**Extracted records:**
---

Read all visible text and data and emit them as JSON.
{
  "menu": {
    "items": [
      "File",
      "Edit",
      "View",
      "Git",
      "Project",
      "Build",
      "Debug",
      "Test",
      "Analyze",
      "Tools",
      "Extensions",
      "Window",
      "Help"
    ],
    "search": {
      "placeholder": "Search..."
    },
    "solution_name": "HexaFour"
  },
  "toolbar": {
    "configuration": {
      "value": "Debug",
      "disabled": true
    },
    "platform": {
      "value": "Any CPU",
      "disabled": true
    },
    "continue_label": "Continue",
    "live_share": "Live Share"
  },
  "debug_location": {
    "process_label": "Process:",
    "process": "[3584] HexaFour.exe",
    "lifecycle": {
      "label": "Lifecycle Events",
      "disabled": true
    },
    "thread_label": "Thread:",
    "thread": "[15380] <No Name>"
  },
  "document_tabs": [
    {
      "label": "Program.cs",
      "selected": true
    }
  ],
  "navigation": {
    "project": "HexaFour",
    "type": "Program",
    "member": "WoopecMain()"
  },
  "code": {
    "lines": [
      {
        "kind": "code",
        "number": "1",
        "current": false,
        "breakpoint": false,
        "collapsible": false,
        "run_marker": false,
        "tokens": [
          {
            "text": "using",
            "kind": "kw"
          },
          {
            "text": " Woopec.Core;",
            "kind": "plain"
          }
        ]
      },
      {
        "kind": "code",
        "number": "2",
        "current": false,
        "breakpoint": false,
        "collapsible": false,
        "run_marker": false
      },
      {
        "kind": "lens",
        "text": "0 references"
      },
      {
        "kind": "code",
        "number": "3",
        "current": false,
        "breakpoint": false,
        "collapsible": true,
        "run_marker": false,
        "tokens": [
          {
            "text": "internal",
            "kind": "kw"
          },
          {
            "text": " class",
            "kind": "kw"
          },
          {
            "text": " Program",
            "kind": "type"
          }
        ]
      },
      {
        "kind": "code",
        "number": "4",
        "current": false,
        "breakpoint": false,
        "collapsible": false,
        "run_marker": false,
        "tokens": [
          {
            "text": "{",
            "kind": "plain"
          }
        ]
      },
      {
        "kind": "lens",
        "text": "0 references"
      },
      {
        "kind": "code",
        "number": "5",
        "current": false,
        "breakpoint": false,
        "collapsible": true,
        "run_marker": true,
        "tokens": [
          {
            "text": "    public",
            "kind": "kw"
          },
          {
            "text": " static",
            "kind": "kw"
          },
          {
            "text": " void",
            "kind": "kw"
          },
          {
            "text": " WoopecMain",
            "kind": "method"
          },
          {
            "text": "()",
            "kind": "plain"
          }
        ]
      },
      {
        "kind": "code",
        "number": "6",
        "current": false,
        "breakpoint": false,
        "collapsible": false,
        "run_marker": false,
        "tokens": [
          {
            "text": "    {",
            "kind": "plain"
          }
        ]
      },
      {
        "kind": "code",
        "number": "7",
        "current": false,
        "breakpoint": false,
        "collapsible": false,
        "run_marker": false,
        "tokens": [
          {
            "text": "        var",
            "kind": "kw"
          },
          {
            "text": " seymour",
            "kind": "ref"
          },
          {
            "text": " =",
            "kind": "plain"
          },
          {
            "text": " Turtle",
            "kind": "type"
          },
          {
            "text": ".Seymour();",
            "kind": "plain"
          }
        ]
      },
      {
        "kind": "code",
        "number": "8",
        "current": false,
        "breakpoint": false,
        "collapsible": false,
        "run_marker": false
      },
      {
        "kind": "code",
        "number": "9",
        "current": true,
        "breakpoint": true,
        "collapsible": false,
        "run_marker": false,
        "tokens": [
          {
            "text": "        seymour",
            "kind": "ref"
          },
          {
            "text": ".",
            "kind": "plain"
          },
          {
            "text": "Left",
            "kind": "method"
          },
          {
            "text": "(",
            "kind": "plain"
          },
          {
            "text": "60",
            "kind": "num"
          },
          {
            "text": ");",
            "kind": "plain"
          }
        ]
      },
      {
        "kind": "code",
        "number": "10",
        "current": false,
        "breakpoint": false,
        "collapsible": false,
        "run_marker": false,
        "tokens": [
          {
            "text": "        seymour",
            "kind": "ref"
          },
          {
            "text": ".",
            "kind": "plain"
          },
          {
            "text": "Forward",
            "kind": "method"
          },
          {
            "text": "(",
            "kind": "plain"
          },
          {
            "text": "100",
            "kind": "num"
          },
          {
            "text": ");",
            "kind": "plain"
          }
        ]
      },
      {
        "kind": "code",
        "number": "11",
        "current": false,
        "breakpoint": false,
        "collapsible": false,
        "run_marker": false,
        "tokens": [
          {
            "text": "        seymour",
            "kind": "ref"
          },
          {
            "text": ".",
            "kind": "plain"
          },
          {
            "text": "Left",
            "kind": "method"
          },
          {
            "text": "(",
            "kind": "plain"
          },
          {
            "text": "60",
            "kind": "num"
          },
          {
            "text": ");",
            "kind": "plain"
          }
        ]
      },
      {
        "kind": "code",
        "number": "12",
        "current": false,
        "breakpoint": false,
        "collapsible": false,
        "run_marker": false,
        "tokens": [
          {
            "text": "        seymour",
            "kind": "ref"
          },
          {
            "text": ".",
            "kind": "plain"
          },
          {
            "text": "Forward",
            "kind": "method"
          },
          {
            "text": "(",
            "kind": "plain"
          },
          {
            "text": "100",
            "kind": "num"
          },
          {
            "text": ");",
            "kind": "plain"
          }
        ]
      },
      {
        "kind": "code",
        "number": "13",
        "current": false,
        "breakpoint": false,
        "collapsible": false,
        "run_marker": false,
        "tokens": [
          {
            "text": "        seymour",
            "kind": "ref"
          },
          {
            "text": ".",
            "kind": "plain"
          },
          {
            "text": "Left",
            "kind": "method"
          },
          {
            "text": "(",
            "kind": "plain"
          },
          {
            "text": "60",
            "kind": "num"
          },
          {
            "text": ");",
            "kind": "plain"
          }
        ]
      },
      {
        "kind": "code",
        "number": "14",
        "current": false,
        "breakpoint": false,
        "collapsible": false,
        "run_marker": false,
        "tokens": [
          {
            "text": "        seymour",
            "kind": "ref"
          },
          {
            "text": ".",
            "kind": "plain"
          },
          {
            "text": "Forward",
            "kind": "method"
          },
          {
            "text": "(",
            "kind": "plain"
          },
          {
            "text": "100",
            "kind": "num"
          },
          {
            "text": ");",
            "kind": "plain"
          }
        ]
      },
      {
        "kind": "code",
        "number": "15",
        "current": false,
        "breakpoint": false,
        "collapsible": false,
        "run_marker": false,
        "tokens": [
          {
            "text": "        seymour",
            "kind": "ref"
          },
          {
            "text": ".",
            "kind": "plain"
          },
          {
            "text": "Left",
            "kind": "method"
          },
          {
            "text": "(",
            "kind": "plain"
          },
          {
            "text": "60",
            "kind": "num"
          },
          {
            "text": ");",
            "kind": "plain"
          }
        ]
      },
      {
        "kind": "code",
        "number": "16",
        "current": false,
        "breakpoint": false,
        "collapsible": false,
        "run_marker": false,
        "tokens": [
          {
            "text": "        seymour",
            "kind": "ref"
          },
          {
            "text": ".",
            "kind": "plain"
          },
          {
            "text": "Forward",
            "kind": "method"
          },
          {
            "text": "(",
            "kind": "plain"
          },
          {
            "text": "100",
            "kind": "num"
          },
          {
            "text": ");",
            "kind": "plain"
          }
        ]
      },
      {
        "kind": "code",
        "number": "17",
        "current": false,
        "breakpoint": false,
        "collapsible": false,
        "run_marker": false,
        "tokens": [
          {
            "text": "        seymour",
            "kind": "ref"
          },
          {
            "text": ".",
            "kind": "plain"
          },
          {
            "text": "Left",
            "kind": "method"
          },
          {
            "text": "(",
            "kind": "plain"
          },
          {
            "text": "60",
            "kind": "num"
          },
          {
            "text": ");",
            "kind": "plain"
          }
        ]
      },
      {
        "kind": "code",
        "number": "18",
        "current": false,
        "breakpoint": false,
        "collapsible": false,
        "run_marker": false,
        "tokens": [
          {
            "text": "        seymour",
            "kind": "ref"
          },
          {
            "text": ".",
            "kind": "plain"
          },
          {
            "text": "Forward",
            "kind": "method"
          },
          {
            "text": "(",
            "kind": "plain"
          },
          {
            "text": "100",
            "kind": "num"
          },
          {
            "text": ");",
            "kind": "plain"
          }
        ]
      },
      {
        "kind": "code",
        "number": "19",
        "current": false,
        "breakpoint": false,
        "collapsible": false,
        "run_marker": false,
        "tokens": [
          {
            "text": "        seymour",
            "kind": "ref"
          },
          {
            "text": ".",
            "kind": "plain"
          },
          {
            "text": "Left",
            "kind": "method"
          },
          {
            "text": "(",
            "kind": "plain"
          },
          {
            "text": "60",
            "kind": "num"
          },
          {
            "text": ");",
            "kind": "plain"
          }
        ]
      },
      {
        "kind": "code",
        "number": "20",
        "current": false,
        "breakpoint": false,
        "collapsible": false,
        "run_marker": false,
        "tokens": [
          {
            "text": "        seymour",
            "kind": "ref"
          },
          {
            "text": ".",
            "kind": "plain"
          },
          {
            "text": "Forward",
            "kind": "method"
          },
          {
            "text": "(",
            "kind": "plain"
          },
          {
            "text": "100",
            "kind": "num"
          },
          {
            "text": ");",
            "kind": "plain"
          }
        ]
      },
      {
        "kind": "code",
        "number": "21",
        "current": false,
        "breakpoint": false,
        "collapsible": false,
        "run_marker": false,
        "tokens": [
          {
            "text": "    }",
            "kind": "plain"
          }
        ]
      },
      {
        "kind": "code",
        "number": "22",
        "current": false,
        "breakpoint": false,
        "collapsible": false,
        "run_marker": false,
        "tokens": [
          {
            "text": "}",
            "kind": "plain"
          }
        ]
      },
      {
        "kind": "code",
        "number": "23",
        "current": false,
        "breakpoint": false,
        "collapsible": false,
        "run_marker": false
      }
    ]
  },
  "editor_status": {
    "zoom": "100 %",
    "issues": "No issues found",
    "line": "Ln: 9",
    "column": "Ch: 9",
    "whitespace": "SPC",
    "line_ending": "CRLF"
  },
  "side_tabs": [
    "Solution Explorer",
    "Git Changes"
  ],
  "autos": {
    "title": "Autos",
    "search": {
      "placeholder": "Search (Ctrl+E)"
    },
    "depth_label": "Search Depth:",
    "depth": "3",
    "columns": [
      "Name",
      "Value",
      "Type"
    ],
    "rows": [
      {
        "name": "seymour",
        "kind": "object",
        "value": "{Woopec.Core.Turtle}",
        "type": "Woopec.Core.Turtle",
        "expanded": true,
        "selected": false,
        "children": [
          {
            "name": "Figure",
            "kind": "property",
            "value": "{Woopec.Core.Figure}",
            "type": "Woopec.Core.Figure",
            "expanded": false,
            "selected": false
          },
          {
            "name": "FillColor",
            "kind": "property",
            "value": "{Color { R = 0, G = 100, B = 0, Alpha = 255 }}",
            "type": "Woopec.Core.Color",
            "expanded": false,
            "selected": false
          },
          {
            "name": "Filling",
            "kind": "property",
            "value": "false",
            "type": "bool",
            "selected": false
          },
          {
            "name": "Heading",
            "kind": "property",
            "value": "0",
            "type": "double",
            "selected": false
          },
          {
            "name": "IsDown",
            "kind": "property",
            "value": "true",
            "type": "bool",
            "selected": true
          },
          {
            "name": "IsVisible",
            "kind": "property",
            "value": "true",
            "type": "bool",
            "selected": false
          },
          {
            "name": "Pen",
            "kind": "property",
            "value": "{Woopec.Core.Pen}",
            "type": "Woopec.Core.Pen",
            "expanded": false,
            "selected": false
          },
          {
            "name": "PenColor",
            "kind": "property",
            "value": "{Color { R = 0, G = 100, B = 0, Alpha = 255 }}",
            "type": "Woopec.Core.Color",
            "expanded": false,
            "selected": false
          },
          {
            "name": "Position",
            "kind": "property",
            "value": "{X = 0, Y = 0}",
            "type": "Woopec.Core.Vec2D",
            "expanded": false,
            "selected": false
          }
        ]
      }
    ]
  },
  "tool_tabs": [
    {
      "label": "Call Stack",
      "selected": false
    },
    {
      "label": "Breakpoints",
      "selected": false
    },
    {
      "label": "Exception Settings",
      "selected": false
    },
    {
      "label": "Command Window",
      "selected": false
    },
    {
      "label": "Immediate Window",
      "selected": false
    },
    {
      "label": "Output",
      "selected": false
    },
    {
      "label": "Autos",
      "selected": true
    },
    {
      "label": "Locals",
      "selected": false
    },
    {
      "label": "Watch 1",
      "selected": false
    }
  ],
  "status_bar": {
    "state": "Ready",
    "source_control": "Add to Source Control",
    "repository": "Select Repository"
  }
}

---

**Work to do:**
Copy out every line of the listing that contains the string "Window".

**Task output:**
      "Window",
      "label": "Command Window",
      "label": "Immediate Window",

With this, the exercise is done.